Task directions
Comb through the entries for "Бодиарт" and pull out each line that holds it.

- - - -

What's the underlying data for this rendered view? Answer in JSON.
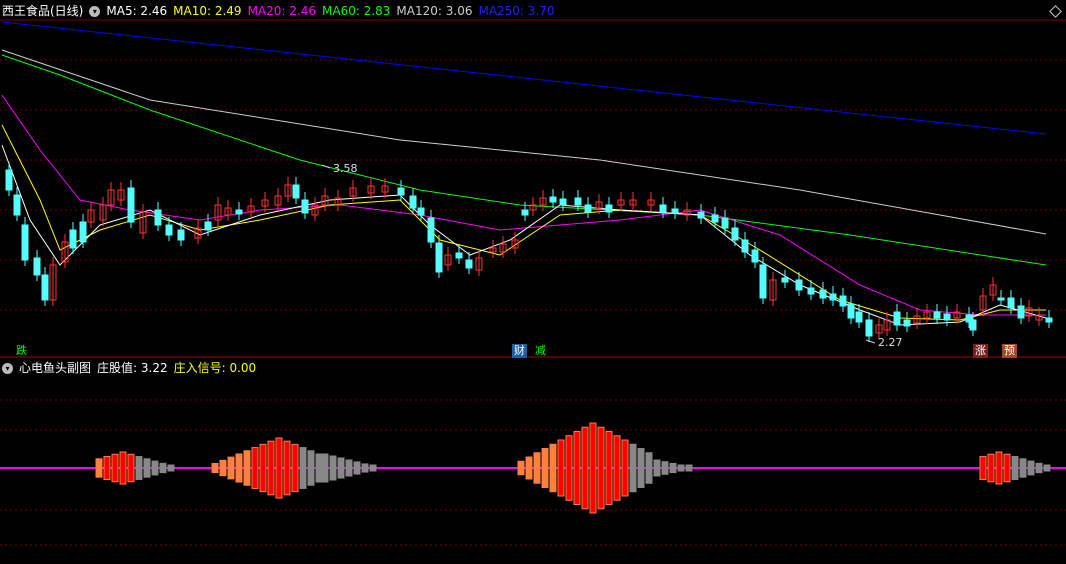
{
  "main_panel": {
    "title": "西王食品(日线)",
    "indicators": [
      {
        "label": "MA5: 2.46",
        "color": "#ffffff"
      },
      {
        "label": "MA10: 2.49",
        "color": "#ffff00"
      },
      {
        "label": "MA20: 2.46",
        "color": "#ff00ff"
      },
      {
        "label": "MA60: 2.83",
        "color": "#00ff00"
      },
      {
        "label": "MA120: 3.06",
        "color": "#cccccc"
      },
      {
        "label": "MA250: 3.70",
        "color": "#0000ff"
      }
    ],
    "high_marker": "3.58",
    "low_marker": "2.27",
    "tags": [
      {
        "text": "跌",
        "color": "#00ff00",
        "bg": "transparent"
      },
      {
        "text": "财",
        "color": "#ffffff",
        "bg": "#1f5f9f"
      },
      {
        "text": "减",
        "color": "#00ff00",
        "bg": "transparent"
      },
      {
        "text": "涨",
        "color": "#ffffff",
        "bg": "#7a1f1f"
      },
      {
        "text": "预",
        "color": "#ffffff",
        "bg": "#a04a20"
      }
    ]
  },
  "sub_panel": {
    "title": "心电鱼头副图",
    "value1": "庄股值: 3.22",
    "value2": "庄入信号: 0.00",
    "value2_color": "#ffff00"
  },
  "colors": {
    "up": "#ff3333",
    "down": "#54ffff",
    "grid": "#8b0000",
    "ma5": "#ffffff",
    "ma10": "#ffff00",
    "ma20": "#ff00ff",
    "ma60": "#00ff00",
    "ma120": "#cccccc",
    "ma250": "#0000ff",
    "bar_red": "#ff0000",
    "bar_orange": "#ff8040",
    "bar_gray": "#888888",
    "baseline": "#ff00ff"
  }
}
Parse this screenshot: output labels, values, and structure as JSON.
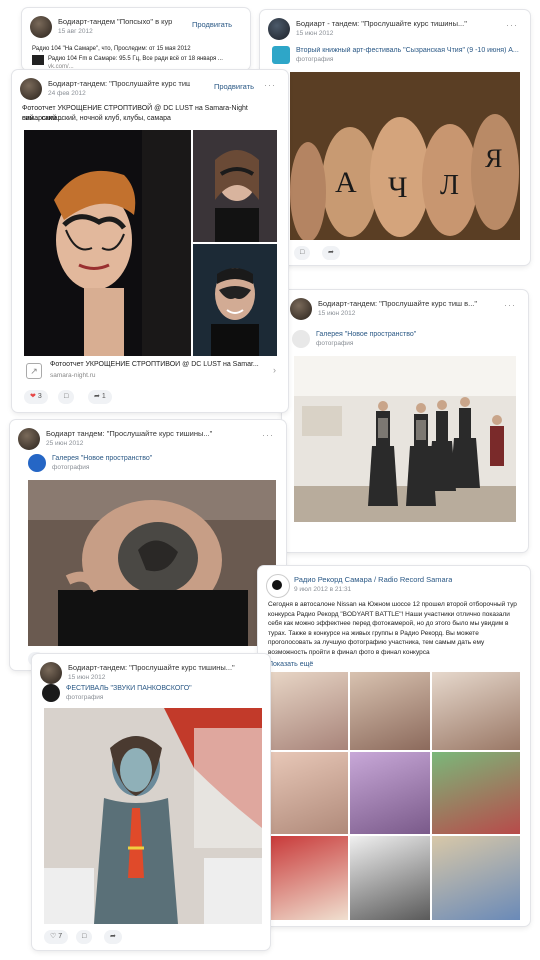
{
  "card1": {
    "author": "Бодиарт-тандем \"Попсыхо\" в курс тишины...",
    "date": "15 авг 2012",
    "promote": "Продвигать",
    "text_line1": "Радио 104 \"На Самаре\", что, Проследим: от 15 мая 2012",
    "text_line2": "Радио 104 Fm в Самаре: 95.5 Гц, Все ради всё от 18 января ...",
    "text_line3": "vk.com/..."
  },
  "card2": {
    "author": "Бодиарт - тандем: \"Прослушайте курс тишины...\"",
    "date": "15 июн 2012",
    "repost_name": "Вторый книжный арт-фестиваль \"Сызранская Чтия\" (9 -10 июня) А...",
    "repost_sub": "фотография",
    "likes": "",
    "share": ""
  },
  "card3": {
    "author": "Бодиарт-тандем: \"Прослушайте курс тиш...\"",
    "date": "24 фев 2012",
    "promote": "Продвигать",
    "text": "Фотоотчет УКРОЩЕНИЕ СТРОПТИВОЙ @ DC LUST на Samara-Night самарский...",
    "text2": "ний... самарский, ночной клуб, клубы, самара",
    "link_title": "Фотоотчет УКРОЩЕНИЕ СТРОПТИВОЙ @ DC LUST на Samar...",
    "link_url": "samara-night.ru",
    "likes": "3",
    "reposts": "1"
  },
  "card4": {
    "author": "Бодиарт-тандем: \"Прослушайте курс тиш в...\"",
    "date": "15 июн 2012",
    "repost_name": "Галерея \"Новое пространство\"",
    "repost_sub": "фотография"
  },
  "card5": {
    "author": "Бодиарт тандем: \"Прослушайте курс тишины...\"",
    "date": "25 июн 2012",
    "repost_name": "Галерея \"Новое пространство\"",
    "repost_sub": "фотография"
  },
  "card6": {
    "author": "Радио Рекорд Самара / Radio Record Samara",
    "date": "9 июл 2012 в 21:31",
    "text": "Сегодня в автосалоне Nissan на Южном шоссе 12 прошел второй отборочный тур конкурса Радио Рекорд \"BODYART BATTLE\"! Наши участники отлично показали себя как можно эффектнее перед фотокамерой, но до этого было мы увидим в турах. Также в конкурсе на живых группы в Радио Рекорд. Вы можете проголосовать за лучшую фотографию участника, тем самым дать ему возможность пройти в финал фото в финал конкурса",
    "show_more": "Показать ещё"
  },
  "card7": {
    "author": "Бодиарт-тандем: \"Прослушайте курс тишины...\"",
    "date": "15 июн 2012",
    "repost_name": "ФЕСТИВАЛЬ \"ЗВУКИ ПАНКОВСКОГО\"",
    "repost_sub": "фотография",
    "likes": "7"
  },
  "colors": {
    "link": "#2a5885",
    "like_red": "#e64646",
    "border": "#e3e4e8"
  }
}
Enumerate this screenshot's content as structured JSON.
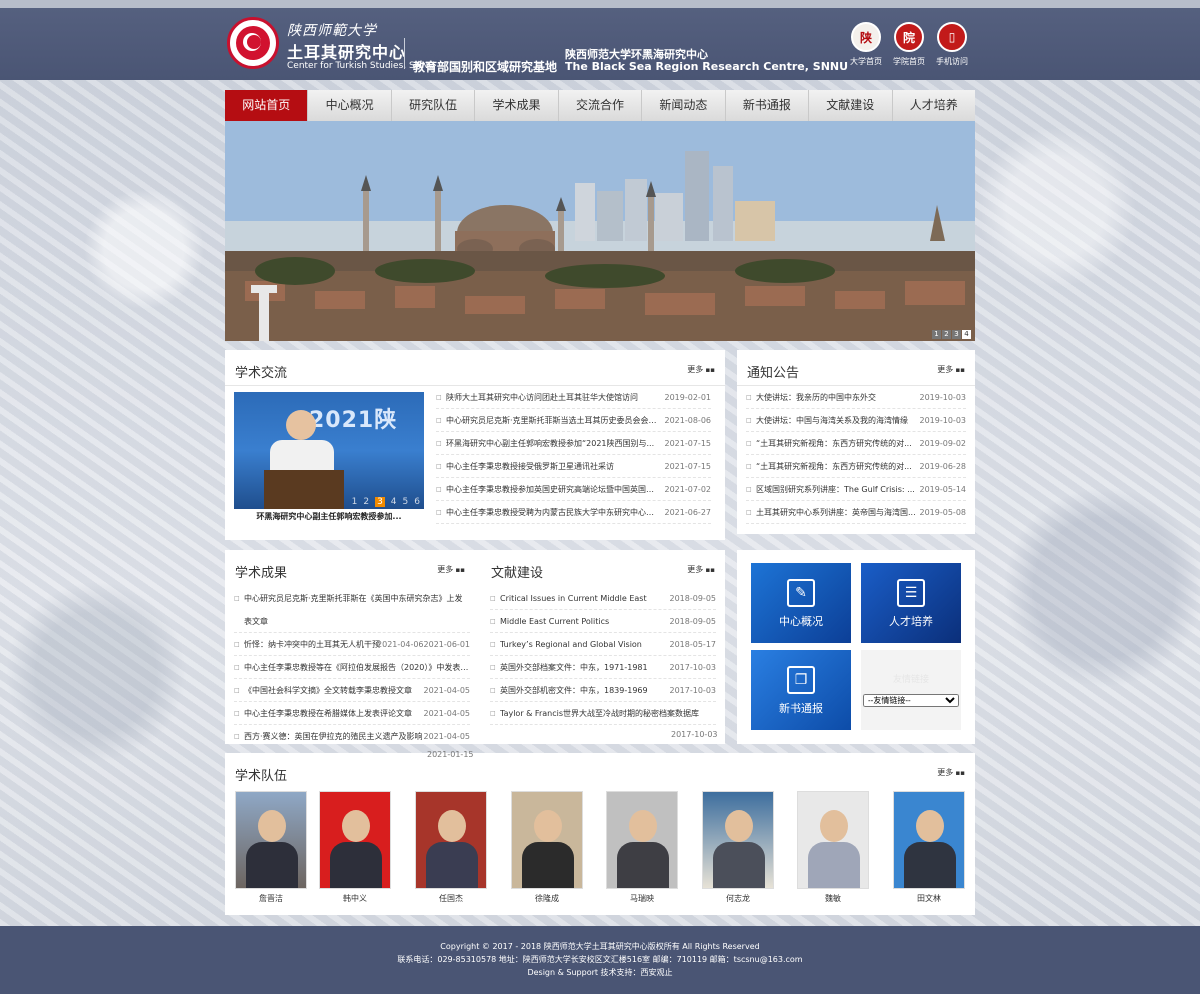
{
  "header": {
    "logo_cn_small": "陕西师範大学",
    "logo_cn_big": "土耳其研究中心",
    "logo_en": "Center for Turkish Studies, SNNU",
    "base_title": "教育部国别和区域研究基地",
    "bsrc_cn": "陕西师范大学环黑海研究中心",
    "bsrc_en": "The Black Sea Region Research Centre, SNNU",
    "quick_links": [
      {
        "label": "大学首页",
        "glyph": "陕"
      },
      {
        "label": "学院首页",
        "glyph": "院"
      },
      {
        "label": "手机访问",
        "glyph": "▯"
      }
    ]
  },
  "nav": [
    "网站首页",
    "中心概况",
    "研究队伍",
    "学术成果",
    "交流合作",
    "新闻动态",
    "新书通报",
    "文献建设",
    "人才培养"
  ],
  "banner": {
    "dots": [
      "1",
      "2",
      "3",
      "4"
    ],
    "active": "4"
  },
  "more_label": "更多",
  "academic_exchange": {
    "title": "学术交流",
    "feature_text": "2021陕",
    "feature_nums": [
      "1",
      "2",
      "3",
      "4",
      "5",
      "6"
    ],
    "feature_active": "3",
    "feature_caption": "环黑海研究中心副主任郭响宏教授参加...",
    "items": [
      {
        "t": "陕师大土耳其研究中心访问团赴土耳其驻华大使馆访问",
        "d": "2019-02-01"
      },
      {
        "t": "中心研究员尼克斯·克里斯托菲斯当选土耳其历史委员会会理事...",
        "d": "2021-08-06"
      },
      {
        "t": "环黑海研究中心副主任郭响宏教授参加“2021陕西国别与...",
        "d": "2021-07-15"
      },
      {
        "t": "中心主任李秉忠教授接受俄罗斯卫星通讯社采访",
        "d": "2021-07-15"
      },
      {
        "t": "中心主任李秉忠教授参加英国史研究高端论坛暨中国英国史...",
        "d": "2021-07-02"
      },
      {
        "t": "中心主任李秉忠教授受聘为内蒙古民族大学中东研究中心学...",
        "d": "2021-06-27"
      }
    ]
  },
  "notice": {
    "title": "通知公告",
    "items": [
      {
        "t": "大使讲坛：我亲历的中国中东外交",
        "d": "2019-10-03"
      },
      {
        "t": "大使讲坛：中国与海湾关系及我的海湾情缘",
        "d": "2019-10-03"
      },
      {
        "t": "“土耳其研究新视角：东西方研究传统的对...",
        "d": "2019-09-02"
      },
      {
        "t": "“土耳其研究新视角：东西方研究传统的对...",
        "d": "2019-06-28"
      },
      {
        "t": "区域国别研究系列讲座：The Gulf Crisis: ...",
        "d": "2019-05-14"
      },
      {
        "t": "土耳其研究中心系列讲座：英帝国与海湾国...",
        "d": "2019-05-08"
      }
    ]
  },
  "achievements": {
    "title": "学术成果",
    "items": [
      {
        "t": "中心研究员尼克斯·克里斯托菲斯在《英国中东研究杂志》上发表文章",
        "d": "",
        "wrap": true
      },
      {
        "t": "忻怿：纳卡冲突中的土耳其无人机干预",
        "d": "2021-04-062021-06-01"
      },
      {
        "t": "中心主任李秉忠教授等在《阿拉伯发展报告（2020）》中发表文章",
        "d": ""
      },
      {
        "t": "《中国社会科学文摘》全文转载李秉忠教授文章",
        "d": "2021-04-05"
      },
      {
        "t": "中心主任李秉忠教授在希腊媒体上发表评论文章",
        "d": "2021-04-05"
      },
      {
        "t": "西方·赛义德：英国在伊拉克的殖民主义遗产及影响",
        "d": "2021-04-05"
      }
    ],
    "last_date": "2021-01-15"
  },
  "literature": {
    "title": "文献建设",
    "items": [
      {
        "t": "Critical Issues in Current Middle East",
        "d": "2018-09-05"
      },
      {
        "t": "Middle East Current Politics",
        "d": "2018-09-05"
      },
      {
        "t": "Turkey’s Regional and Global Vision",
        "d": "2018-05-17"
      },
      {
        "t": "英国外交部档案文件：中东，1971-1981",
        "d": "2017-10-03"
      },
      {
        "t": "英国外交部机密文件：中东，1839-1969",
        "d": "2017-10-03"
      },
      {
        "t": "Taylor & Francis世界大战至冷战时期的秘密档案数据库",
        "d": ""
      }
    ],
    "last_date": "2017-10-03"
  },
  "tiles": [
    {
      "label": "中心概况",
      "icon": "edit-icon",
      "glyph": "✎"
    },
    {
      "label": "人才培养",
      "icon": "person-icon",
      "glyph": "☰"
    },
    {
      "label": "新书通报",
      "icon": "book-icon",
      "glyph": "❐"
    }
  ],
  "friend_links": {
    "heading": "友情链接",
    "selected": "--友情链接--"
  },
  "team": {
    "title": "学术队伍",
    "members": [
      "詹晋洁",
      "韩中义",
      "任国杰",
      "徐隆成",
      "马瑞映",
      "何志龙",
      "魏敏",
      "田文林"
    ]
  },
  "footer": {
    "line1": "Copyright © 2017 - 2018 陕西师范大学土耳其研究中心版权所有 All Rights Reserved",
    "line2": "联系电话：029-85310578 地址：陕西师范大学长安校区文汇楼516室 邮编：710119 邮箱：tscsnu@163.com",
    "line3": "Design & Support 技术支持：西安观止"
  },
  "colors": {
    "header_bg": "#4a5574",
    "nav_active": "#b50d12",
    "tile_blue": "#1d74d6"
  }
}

- - - -

Solution below
    "author": "Бодиарт-тандем \"Попсыхо\" в курс тишины...",
    "author": "Бодиарт - тандем: \"Прослушайте курс тишины...\"",
    "author": "Бодиарт-тандем: \"Прослушайте курс тиш...\"",
    "author": "Бодиарт-тандем: \"Прослушайте курс тиш в...\"",
    "author": "Бодиарт тандем: \"Прослушайте курс тишины...\"",
    "author": "Бодиарт-тандем: \"Прослушайте курс тишины...\"",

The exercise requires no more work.